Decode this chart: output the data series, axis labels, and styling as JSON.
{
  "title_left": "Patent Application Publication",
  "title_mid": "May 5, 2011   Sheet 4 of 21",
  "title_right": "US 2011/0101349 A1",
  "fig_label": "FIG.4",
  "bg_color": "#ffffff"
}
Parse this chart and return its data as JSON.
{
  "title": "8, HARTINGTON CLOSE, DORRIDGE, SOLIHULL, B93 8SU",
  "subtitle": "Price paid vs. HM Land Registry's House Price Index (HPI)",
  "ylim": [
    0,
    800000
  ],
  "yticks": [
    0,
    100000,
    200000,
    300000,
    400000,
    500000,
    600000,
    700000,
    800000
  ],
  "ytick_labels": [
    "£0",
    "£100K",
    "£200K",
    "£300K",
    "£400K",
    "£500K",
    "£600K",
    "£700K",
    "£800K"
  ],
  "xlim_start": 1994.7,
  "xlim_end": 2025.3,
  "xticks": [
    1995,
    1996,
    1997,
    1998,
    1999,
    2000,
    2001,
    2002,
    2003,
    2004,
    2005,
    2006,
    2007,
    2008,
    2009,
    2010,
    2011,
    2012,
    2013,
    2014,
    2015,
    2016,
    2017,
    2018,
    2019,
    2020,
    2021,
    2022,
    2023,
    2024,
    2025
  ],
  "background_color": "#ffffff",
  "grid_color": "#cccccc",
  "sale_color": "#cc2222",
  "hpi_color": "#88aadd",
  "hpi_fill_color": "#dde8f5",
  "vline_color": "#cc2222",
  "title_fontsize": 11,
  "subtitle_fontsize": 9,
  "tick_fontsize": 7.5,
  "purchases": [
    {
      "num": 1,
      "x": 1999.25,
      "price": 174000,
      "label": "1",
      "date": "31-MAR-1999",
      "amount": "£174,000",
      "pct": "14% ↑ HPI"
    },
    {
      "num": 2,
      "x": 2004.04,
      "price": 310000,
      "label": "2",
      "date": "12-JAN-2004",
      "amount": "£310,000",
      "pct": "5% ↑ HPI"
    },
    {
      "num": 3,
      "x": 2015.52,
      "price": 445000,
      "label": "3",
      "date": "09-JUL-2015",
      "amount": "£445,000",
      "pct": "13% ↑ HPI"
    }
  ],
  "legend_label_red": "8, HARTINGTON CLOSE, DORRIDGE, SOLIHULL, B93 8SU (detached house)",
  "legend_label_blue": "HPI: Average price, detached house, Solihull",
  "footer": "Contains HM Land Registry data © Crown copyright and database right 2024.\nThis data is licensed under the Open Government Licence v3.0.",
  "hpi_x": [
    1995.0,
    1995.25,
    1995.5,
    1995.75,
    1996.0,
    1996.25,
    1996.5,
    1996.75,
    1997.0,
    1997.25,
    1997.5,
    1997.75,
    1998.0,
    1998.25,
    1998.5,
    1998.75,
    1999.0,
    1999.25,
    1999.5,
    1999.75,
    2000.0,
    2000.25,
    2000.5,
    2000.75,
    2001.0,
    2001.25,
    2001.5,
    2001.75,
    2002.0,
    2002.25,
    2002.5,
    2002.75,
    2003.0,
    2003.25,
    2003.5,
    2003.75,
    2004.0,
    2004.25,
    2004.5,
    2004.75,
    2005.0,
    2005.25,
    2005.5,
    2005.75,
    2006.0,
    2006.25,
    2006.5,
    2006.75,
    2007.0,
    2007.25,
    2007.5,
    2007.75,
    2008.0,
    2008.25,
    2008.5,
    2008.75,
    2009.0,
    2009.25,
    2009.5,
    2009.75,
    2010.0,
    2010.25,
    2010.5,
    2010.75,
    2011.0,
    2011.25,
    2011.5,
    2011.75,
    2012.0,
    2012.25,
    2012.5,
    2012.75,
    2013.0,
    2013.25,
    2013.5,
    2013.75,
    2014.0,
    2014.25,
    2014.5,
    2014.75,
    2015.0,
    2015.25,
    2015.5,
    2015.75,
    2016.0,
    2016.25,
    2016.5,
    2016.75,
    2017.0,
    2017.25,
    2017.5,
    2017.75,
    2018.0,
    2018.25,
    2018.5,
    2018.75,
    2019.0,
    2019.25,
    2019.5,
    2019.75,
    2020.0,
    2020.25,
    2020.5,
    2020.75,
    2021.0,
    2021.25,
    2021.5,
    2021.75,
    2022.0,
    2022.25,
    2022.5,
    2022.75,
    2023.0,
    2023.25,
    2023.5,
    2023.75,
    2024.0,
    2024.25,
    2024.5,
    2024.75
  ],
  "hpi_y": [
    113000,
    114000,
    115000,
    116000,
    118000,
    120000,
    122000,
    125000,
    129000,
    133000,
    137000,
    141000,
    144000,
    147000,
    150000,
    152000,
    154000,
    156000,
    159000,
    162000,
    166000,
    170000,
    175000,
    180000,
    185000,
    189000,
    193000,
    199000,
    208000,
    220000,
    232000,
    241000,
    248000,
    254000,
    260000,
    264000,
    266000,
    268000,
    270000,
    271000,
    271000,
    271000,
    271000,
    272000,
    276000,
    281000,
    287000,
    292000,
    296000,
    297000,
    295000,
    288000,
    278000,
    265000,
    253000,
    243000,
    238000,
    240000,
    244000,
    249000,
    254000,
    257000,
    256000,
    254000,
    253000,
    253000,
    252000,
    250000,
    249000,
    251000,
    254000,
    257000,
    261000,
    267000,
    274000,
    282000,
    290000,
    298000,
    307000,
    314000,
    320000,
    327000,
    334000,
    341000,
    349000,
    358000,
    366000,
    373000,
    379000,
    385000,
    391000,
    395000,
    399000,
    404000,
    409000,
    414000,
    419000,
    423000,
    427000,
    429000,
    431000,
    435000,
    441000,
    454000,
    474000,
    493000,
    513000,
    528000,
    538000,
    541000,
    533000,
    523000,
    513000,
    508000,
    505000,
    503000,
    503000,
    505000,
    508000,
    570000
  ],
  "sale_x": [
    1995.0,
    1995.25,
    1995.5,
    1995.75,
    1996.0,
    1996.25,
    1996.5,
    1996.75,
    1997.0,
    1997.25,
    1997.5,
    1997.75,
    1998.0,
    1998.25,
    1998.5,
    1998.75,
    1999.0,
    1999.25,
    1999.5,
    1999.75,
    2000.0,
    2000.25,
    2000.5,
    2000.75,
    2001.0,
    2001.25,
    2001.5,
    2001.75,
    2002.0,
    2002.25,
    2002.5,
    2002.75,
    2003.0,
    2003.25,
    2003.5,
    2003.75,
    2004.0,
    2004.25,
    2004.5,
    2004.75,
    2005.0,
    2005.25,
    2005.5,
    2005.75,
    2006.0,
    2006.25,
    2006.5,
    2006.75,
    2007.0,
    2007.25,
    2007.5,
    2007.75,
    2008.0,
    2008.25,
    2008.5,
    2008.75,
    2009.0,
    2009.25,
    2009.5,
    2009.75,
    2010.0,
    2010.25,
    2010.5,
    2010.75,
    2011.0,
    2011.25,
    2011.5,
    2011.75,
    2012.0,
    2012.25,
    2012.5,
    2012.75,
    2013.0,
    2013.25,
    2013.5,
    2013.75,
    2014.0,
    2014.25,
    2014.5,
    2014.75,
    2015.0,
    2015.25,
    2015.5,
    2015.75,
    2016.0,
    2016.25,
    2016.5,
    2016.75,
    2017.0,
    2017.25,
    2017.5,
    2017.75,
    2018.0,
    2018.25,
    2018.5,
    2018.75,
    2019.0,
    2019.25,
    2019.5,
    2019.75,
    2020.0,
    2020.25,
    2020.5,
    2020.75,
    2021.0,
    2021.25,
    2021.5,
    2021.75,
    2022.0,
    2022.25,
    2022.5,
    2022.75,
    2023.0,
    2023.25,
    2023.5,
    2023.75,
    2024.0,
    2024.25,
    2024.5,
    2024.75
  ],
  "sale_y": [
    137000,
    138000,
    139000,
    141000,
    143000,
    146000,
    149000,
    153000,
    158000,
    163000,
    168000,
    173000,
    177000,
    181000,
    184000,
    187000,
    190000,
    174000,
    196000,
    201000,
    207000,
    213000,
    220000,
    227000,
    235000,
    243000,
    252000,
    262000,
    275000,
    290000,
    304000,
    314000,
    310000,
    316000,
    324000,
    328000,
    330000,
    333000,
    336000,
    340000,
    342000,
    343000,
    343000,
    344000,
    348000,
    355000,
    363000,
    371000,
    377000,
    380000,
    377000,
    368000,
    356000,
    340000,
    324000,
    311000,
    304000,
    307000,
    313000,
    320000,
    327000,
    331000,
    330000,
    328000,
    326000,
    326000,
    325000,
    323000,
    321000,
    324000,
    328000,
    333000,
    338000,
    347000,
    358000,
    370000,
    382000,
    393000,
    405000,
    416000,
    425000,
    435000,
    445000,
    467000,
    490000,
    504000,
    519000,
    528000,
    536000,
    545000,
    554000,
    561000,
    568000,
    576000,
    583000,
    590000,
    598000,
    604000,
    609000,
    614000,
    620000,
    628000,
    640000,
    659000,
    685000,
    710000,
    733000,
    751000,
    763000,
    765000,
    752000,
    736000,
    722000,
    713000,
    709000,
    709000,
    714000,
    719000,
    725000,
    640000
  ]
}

────────────────────

* _Written problem_: Search the data for the string "ffffff". List each line that has it.

* _Output for this task_:
  "bg_color": "#ffffff"
  "background_color": "#ffffff",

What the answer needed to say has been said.